● **What needs to be done**: Output all the entries word for word. Omit the pictures.

● **Dataset rows**:
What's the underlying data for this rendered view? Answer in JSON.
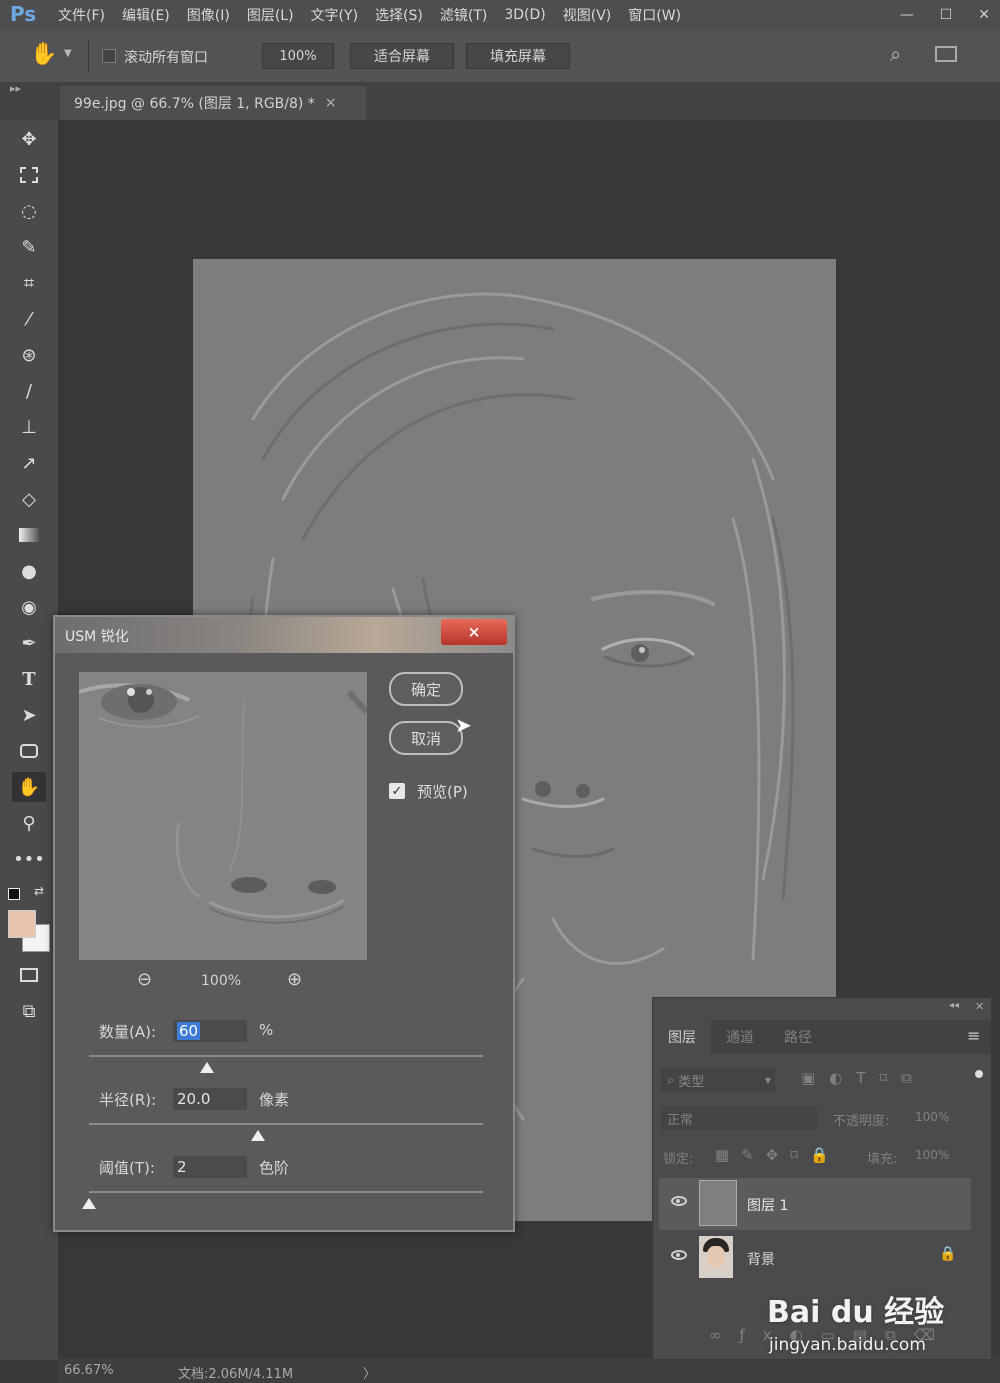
{
  "app": {
    "logo": "Ps",
    "menus": [
      "文件(F)",
      "编辑(E)",
      "图像(I)",
      "图层(L)",
      "文字(Y)",
      "选择(S)",
      "滤镜(T)",
      "3D(D)",
      "视图(V)",
      "窗口(W)"
    ]
  },
  "options_bar": {
    "scroll_all_label": "滚动所有窗口",
    "zoom_value": "100%",
    "fit_screen": "适合屏幕",
    "fill_screen": "填充屏幕"
  },
  "document": {
    "tab_title": "99e.jpg @ 66.7% (图层 1, RGB/8) *",
    "tab_close": "×"
  },
  "status_bar": {
    "zoom": "66.67%",
    "doc_info": "文档:2.06M/4.11M",
    "arrow": "〉"
  },
  "dialog": {
    "title": "USM 锐化",
    "close": "×",
    "ok": "确定",
    "cancel": "取消",
    "preview_label": "预览(P)",
    "preview_checked": true,
    "preview_zoom": "100%",
    "amount_label": "数量(A):",
    "amount_value": "60",
    "amount_unit": "%",
    "amount_slider_fraction": 0.3,
    "radius_label": "半径(R):",
    "radius_value": "20.0",
    "radius_unit": "像素",
    "radius_slider_fraction": 0.43,
    "threshold_label": "阈值(T):",
    "threshold_value": "2",
    "threshold_unit": "色阶",
    "threshold_slider_fraction": 0.0
  },
  "layers_panel": {
    "tabs": [
      "图层",
      "通道",
      "路径"
    ],
    "filter_kind": "类型",
    "blend_mode": "正常",
    "opacity_label": "不透明度:",
    "opacity_value": "100%",
    "lock_label": "锁定:",
    "fill_label": "填充:",
    "fill_value": "100%",
    "layers": [
      {
        "name": "图层 1",
        "visible": true,
        "selected": true,
        "locked": false
      },
      {
        "name": "背景",
        "visible": true,
        "selected": false,
        "locked": true
      }
    ]
  },
  "watermark": {
    "brand": "Bai du 经验",
    "url": "jingyan.baidu.com"
  }
}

● **Reply**:
What's the underlying data for this rendered view? Answer in JSON.
{
  "app": {
    "logo": "Ps",
    "menus": [
      "文件(F)",
      "编辑(E)",
      "图像(I)",
      "图层(L)",
      "文字(Y)",
      "选择(S)",
      "滤镜(T)",
      "3D(D)",
      "视图(V)",
      "窗口(W)"
    ]
  },
  "options_bar": {
    "scroll_all_label": "滚动所有窗口",
    "zoom_value": "100%",
    "fit_screen": "适合屏幕",
    "fill_screen": "填充屏幕"
  },
  "document": {
    "tab_title": "99e.jpg @ 66.7% (图层 1, RGB/8) *",
    "tab_close": "×"
  },
  "status_bar": {
    "zoom": "66.67%",
    "doc_info": "文档:2.06M/4.11M",
    "arrow": "〉"
  },
  "dialog": {
    "title": "USM 锐化",
    "close": "×",
    "ok": "确定",
    "cancel": "取消",
    "preview_label": "预览(P)",
    "preview_checked": true,
    "preview_zoom": "100%",
    "amount_label": "数量(A):",
    "amount_value": "60",
    "amount_unit": "%",
    "amount_slider_fraction": 0.3,
    "radius_label": "半径(R):",
    "radius_value": "20.0",
    "radius_unit": "像素",
    "radius_slider_fraction": 0.43,
    "threshold_label": "阈值(T):",
    "threshold_value": "2",
    "threshold_unit": "色阶",
    "threshold_slider_fraction": 0.0
  },
  "layers_panel": {
    "tabs": [
      "图层",
      "通道",
      "路径"
    ],
    "filter_kind": "类型",
    "blend_mode": "正常",
    "opacity_label": "不透明度:",
    "opacity_value": "100%",
    "lock_label": "锁定:",
    "fill_label": "填充:",
    "fill_value": "100%",
    "layers": [
      {
        "name": "图层 1",
        "visible": true,
        "selected": true,
        "locked": false
      },
      {
        "name": "背景",
        "visible": true,
        "selected": false,
        "locked": true
      }
    ]
  },
  "watermark": {
    "brand": "Bai du 经验",
    "url": "jingyan.baidu.com"
  }
}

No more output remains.